§ What the exercise asks: Copy out every line in which the string "Programediterare" occurs.

Dataset records
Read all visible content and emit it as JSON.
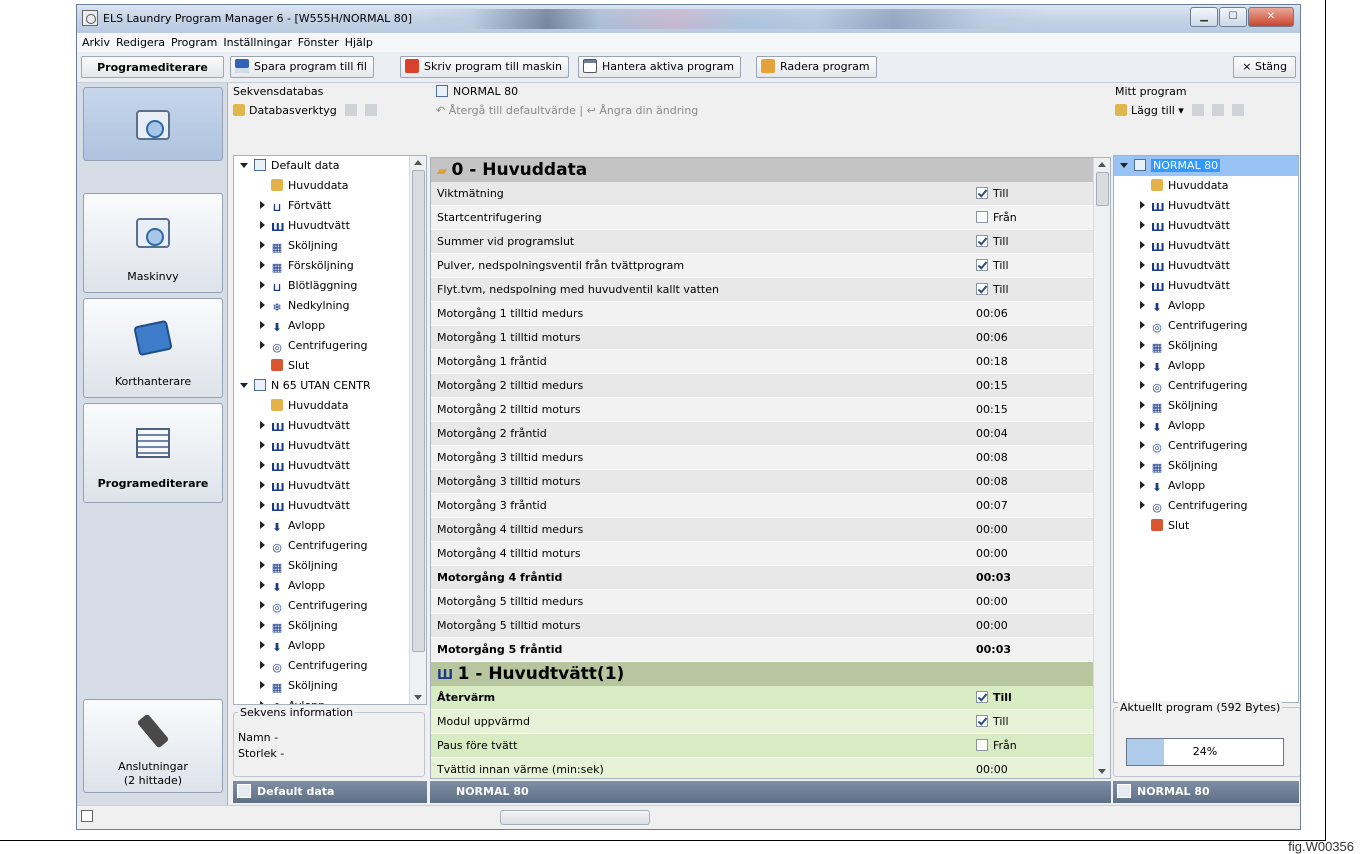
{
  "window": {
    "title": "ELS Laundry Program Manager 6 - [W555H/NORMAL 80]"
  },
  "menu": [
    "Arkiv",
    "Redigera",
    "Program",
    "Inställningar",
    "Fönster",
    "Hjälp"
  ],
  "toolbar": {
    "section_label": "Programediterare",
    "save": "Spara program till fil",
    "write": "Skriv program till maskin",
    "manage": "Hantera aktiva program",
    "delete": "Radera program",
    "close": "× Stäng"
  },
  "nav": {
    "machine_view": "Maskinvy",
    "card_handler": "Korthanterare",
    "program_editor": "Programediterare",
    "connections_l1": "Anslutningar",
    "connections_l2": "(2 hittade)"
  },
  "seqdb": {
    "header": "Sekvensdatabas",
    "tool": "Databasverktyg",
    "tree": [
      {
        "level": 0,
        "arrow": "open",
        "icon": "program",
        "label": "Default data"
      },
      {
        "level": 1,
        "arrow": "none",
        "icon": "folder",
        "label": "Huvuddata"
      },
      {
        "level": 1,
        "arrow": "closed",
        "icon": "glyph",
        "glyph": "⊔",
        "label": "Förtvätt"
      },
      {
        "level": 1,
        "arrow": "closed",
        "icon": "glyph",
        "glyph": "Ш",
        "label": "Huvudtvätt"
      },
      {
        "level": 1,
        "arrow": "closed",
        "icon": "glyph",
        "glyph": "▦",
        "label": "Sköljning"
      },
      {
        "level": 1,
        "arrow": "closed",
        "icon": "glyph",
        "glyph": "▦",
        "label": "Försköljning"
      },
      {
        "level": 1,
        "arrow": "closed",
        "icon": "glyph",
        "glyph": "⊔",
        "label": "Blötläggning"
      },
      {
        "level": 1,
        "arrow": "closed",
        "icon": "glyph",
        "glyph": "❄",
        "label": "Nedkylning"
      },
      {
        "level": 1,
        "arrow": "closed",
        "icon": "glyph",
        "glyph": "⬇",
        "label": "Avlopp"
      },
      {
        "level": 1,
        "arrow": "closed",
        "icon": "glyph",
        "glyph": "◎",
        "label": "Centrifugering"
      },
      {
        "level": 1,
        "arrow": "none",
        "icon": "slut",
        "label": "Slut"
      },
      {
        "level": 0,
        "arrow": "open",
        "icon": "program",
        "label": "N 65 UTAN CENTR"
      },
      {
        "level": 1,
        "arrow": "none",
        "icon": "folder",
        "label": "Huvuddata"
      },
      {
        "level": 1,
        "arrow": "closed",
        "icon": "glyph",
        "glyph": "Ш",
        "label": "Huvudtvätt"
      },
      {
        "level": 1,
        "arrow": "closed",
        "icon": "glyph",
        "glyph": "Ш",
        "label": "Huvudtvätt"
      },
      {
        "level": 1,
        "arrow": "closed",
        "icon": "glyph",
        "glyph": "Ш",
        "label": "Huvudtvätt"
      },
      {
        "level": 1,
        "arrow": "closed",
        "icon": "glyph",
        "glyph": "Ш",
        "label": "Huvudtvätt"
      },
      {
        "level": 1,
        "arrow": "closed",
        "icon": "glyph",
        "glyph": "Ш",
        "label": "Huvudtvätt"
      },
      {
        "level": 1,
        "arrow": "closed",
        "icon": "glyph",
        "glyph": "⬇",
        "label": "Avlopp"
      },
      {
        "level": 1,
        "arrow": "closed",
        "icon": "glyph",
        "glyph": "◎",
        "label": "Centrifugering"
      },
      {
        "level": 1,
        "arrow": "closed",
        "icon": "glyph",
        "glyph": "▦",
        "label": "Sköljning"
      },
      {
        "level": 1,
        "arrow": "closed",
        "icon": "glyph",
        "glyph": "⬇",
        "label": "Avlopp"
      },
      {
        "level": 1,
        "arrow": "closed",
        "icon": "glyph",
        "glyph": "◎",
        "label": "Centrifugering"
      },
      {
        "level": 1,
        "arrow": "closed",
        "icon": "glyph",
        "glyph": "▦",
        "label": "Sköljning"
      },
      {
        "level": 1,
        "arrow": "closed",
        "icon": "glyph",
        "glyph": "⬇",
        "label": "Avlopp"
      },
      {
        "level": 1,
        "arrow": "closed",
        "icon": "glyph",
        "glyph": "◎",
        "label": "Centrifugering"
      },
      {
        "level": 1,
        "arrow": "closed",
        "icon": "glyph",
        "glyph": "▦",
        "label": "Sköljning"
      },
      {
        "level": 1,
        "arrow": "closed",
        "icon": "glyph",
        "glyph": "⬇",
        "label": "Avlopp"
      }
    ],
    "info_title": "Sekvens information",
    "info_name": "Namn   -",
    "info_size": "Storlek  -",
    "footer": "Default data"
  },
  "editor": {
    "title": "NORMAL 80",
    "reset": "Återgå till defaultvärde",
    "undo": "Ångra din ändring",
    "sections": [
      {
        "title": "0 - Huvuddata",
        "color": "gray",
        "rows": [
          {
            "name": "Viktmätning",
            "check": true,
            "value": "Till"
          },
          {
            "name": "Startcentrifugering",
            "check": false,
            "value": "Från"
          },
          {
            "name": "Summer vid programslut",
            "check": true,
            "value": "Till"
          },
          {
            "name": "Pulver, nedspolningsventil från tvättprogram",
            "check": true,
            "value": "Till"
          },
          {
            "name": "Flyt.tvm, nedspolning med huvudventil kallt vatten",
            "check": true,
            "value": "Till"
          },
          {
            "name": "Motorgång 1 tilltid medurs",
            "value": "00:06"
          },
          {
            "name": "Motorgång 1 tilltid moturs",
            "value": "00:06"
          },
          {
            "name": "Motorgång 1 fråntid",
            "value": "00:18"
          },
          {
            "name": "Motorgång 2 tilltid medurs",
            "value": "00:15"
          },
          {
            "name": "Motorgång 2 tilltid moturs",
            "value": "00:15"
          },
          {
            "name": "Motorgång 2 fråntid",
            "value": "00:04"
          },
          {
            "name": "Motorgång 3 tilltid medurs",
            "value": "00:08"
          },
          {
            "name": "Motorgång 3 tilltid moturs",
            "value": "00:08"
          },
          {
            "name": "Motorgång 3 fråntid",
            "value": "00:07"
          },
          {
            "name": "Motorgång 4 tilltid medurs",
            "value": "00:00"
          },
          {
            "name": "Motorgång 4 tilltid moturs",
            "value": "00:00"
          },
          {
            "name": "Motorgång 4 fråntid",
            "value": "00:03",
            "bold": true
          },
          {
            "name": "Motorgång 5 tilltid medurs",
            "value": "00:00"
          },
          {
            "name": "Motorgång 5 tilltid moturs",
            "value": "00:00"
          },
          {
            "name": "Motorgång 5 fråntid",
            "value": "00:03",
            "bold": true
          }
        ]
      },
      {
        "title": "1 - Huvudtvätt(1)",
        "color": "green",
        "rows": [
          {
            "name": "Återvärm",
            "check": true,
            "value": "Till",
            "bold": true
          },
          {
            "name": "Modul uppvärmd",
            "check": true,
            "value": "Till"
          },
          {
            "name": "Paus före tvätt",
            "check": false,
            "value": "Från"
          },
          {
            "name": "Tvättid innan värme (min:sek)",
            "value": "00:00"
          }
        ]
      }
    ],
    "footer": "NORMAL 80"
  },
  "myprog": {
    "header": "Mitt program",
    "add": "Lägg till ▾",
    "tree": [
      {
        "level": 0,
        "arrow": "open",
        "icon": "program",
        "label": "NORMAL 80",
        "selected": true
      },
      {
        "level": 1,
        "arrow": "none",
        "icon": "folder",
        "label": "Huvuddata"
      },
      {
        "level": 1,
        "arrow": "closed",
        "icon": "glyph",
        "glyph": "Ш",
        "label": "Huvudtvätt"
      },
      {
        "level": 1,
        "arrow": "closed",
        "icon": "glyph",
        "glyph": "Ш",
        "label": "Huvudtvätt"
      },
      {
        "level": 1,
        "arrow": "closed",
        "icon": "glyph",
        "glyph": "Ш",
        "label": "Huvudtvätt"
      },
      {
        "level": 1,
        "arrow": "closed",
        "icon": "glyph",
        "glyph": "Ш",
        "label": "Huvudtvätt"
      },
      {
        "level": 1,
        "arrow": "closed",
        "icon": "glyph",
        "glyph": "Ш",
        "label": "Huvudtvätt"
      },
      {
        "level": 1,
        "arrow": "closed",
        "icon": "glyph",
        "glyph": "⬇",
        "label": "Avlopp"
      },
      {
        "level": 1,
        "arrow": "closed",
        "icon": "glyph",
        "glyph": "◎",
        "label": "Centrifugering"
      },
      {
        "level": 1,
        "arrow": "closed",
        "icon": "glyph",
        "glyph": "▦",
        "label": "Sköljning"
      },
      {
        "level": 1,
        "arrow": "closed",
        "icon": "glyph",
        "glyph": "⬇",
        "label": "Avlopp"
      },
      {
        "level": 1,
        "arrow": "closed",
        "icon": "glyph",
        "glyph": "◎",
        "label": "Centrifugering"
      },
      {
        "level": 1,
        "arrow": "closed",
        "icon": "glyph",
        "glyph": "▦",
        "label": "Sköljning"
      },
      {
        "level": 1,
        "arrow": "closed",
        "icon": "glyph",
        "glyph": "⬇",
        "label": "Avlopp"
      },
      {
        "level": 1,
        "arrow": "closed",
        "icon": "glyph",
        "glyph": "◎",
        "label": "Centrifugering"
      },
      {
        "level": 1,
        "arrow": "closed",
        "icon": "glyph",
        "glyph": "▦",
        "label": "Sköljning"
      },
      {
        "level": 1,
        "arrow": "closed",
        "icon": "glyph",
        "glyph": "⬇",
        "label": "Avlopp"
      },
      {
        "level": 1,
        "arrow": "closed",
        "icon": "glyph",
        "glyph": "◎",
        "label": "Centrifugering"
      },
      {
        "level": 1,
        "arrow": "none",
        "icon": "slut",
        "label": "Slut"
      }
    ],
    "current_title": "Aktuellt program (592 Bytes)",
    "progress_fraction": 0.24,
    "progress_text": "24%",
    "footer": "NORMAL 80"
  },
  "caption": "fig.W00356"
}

--

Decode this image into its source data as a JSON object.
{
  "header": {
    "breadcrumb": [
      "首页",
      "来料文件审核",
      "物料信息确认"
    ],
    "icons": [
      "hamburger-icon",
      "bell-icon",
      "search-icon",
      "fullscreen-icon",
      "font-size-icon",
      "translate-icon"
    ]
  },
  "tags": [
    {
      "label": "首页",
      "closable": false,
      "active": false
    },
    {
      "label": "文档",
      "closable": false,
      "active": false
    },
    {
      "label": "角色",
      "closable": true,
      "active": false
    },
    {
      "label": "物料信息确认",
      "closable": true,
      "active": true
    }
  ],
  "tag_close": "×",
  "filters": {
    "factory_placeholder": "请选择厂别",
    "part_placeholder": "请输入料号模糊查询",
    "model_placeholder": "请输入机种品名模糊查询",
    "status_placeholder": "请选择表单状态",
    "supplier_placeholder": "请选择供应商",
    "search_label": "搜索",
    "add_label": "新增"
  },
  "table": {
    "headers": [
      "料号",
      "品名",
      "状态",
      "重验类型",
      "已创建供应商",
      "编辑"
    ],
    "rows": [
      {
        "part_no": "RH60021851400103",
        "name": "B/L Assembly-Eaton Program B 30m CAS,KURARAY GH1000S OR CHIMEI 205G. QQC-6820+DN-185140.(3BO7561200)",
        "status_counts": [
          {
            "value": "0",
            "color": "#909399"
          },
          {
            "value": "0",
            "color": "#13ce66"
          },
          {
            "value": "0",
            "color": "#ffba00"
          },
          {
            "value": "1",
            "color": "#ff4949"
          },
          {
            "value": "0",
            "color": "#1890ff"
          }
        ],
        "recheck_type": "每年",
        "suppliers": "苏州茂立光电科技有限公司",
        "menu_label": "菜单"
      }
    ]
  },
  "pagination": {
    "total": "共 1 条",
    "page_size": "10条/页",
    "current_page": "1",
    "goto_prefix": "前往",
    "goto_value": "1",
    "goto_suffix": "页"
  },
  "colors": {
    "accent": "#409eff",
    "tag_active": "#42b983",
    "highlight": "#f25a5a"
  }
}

---

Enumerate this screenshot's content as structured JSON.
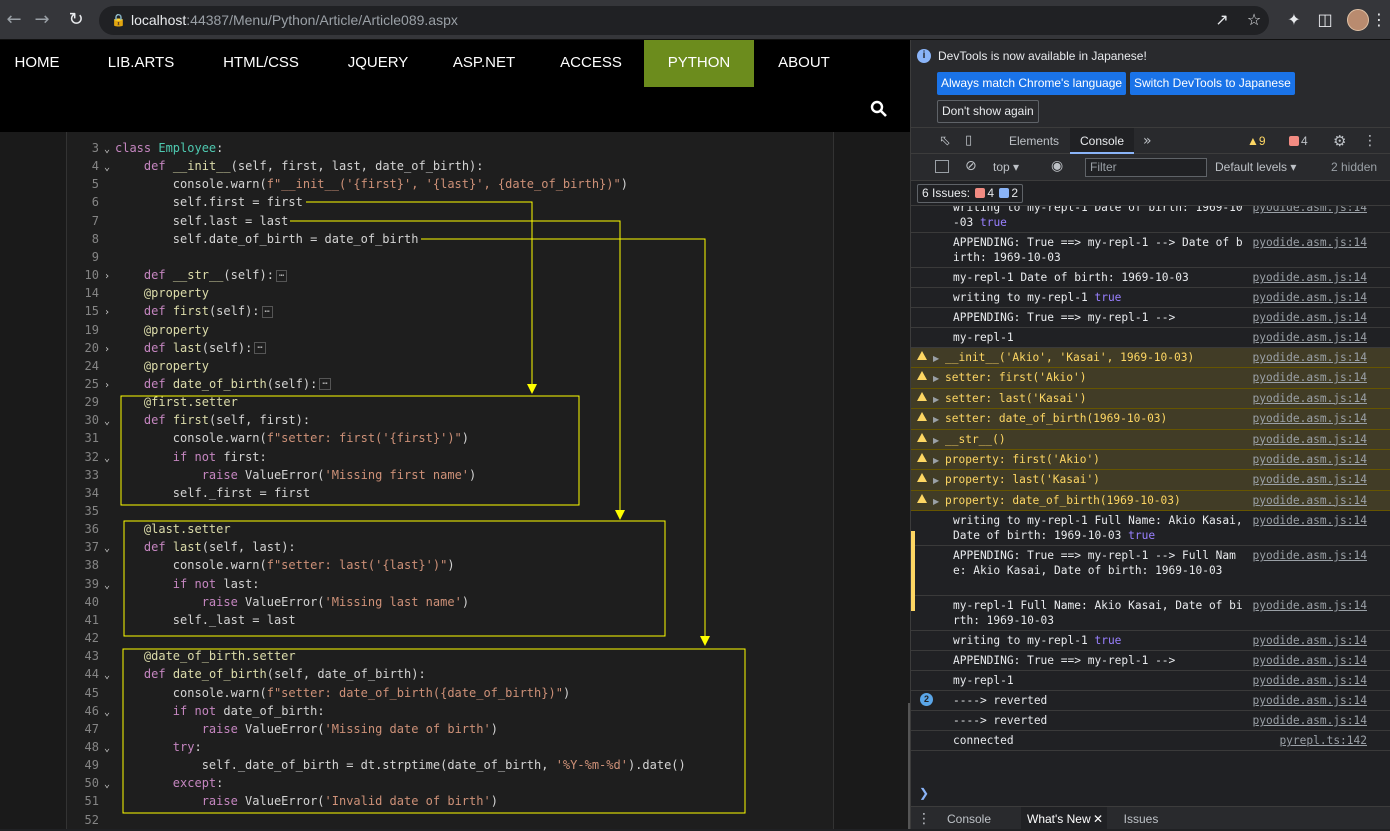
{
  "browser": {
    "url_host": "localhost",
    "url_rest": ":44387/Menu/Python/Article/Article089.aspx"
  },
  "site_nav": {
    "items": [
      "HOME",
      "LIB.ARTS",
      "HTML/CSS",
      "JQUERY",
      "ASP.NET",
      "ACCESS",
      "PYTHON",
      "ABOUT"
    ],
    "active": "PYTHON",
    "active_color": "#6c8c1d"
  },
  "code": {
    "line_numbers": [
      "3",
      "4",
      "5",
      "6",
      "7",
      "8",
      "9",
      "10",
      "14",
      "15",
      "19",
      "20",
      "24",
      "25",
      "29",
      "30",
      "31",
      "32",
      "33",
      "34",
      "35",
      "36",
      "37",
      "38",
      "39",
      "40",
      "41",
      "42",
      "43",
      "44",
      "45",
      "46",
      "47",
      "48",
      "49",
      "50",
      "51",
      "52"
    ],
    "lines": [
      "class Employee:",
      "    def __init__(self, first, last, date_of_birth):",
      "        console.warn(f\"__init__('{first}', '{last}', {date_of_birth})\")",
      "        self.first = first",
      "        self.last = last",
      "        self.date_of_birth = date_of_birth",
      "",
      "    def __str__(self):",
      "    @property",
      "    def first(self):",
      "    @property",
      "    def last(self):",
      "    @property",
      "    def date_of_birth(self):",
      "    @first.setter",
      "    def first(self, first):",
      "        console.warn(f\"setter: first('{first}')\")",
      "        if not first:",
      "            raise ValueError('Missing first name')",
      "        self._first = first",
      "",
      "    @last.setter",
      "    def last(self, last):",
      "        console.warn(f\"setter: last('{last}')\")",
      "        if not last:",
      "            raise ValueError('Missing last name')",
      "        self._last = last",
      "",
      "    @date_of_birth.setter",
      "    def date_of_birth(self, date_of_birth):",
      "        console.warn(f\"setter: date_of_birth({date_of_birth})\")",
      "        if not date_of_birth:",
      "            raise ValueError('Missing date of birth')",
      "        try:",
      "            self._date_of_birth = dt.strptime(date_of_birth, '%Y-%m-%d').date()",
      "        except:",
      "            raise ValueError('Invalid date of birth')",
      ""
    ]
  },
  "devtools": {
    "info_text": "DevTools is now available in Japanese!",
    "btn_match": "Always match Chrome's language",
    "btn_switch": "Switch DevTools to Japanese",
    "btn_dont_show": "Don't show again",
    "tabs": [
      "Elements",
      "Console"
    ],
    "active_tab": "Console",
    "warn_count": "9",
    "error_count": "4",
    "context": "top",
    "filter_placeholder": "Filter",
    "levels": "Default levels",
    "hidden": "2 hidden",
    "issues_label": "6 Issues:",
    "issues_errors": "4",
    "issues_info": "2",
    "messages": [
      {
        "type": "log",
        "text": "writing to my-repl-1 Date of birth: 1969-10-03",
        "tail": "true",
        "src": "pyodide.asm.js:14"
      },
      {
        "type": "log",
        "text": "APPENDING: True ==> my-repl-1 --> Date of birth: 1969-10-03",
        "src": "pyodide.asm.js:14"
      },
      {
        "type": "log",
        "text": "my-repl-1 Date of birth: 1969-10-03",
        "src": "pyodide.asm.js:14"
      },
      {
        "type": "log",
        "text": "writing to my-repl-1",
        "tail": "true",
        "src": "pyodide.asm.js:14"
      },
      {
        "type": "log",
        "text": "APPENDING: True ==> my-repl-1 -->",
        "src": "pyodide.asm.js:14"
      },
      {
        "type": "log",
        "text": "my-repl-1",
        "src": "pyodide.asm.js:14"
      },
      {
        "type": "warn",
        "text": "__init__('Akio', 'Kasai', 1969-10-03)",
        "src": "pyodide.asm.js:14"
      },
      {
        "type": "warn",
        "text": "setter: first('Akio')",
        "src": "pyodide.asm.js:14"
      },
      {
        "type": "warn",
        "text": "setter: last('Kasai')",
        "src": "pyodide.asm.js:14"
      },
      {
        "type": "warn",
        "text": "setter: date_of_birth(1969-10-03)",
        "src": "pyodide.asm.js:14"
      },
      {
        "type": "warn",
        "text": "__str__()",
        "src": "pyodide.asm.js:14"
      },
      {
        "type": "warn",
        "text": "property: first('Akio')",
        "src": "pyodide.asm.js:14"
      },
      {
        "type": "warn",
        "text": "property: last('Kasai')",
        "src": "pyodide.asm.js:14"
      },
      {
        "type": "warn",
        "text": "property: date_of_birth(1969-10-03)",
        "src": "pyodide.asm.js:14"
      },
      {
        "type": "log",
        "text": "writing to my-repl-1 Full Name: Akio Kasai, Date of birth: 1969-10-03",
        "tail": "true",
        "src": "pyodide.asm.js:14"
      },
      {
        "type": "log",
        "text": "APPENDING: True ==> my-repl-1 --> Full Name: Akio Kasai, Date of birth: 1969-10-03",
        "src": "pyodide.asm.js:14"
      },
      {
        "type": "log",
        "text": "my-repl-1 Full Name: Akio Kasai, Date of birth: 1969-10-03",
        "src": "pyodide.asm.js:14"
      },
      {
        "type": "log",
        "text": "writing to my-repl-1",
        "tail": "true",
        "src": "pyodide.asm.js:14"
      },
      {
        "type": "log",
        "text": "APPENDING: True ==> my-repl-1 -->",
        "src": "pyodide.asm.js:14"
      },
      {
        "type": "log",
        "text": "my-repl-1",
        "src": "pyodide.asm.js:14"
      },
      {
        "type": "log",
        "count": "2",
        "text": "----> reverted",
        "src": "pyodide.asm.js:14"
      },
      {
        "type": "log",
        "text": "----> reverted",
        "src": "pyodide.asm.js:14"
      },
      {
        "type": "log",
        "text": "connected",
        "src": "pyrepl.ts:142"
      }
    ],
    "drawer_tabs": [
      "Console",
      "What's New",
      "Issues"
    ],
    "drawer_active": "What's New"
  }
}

§ Result:
    "section_label": "Programediterare",
    "program_editor": "Programediterare",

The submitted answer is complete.